STATED PROBLEM
Set each entry down verbatim, omitting images.

_ _ _ _ _

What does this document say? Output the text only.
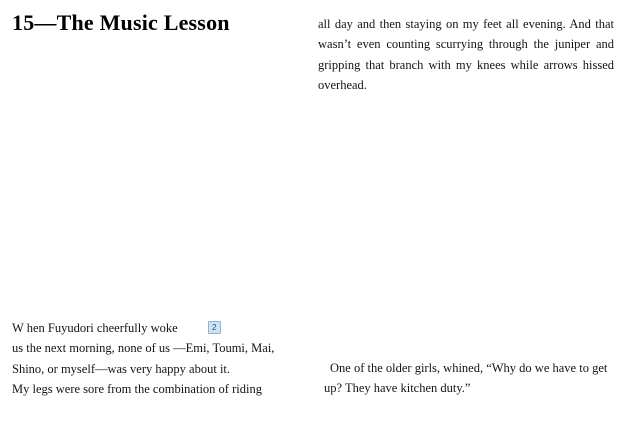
15—The Music Lesson	all day and then staying on my feet all evening. And that wasn’t even counting scurrying through the juniper and gripping that branch with my knees while arrows hissed overhead.

One of the older girls, whined, “Why do we have to get up? They have kitchen duty.”

W hen Fuyudori cheerfully woke	2
us the next morning, none of us —Emi, Toumi, Mai, Shino, or myself—was very happy about it.

My legs were sore from the combination of riding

_ _ _ _ _

EXERCISE ANSWER
What does this document say? Output the text only.
15—The Music Lesson	all day and then staying on my feet all evening. And that wasn’t even counting scurrying through the juniper and gripping that branch with my knees while arrows hissed overhead.

One of the older girls, whined, “Why do we have to get up? They have kitchen duty.”

W hen Fuyudori cheerfully woke	2
us the next morning, none of us —Emi, Toumi, Mai, Shino, or myself—was very happy about it.

My legs were sore from the combination of riding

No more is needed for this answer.